━━━ Material for this task

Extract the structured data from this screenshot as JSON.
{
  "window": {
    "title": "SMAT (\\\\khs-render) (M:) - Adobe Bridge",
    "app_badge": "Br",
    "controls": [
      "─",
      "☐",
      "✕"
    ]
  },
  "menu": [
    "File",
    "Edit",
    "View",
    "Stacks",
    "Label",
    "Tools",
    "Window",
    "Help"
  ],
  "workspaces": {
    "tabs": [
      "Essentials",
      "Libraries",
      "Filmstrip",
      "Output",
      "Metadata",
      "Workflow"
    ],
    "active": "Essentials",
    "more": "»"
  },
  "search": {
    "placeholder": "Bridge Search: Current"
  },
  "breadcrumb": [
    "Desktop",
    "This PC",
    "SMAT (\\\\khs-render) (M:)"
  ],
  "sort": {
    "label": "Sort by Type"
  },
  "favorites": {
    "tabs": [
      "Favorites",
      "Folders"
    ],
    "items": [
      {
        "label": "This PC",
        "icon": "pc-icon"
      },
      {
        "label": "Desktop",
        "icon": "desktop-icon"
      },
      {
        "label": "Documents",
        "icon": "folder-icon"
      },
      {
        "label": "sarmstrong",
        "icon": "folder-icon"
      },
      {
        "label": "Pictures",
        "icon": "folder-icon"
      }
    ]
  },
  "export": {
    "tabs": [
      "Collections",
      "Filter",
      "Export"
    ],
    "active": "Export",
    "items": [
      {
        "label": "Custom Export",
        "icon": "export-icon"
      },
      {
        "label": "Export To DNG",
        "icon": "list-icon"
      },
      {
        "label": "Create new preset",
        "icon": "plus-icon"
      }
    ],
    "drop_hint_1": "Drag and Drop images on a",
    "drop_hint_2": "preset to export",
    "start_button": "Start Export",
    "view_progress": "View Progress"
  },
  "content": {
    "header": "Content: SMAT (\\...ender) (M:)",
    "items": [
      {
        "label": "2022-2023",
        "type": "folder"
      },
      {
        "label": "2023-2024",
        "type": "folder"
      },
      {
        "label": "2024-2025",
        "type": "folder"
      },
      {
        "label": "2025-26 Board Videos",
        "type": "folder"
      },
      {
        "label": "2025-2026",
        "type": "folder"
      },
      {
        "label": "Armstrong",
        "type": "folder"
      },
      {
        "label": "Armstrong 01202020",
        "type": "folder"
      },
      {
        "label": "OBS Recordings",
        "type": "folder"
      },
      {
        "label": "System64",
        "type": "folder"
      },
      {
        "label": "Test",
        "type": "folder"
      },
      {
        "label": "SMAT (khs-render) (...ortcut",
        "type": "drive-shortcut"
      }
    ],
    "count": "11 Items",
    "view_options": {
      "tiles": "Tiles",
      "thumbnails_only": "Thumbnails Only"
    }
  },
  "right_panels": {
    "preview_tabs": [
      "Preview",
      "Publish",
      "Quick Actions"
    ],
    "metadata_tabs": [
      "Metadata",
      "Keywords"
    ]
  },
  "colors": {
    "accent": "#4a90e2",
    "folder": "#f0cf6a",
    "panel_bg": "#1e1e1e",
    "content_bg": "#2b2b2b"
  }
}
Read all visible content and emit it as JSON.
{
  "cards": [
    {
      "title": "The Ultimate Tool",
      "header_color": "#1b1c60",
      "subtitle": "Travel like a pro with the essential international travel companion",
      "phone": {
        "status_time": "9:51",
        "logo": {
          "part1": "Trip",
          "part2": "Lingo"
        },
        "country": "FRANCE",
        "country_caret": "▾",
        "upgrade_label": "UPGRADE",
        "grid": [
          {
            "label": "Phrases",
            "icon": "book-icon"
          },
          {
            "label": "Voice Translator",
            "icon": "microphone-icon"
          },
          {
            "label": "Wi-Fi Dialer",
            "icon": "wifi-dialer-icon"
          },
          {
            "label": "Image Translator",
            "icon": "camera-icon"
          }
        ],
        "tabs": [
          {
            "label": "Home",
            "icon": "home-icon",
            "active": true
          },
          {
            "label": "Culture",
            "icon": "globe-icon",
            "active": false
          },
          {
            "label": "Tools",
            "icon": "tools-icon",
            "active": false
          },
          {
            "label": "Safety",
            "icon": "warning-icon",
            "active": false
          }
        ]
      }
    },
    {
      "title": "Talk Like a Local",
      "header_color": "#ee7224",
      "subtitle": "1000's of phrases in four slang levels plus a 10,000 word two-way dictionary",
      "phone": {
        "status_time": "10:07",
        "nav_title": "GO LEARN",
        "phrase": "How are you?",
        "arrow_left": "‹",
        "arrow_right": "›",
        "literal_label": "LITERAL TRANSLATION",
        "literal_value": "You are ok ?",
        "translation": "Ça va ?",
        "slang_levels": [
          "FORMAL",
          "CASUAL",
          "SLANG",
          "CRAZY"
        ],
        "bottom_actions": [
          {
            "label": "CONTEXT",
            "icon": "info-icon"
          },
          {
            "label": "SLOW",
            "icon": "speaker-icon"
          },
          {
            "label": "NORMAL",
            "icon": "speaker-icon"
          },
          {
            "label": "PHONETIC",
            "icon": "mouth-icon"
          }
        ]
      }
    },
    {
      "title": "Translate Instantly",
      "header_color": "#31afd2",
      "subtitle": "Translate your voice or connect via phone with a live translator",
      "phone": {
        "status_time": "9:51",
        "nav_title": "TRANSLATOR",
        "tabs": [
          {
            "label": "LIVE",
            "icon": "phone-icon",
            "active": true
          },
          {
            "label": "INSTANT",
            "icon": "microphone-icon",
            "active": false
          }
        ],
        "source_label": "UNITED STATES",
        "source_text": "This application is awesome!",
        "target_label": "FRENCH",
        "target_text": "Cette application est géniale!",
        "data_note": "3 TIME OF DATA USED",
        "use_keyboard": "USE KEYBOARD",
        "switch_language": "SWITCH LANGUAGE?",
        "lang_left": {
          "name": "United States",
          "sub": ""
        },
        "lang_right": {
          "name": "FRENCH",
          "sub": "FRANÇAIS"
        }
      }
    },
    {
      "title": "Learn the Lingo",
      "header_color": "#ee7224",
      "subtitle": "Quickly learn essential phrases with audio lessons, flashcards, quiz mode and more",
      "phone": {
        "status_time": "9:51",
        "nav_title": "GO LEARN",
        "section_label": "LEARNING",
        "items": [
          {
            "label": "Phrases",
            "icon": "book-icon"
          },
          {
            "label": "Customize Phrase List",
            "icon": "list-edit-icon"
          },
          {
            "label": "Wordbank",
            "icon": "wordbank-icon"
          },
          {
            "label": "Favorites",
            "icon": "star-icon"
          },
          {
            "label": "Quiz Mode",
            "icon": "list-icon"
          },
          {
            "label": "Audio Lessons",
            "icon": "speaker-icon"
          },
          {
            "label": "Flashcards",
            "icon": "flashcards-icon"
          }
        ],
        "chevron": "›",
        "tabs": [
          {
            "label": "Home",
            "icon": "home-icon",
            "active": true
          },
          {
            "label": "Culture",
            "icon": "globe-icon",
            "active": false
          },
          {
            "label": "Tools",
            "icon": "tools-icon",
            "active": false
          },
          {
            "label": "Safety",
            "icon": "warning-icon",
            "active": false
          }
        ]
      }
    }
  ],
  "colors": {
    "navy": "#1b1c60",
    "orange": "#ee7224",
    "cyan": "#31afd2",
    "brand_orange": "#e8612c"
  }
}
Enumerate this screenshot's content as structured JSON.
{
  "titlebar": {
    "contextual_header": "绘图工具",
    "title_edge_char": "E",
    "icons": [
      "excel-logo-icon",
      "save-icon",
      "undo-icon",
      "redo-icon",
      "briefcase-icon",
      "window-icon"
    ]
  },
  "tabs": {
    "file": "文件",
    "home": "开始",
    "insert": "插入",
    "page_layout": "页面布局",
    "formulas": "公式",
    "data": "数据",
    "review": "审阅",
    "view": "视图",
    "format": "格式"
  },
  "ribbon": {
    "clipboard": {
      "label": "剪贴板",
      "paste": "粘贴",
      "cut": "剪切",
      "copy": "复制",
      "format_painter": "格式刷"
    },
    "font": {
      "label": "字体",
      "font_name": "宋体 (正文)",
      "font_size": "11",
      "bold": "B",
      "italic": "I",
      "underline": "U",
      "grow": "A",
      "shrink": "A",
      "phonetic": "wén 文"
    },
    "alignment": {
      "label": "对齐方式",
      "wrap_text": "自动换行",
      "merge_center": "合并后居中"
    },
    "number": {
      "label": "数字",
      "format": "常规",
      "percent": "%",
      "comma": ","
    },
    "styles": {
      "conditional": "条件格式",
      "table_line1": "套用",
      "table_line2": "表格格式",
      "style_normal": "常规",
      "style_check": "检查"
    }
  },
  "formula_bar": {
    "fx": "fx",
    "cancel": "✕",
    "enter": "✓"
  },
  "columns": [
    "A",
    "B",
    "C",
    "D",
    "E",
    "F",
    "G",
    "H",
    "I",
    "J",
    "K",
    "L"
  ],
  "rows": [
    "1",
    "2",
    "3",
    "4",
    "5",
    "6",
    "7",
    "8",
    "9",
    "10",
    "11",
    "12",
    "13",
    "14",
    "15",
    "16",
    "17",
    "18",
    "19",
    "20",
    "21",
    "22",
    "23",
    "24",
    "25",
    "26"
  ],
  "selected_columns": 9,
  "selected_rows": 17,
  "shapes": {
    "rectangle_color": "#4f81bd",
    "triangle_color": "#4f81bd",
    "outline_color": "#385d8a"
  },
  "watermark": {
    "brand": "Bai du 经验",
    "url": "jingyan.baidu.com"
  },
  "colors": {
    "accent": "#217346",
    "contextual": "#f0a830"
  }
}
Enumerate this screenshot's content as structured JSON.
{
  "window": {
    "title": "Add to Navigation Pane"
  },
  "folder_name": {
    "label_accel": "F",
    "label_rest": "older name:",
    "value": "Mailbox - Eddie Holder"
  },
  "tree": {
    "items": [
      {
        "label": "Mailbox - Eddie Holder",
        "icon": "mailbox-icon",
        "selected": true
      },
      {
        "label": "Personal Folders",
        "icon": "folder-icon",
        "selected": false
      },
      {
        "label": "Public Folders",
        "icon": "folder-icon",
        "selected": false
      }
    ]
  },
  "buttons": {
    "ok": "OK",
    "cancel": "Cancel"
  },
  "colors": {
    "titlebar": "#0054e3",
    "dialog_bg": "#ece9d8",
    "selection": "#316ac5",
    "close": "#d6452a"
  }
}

━━━━━━

# Aim
Locate each line with the word "more" and copy it.

# Full solution
    "more": "»"
      "subtitle": "Quickly learn essential phrases with audio lessons, flashcards, quiz mode and more",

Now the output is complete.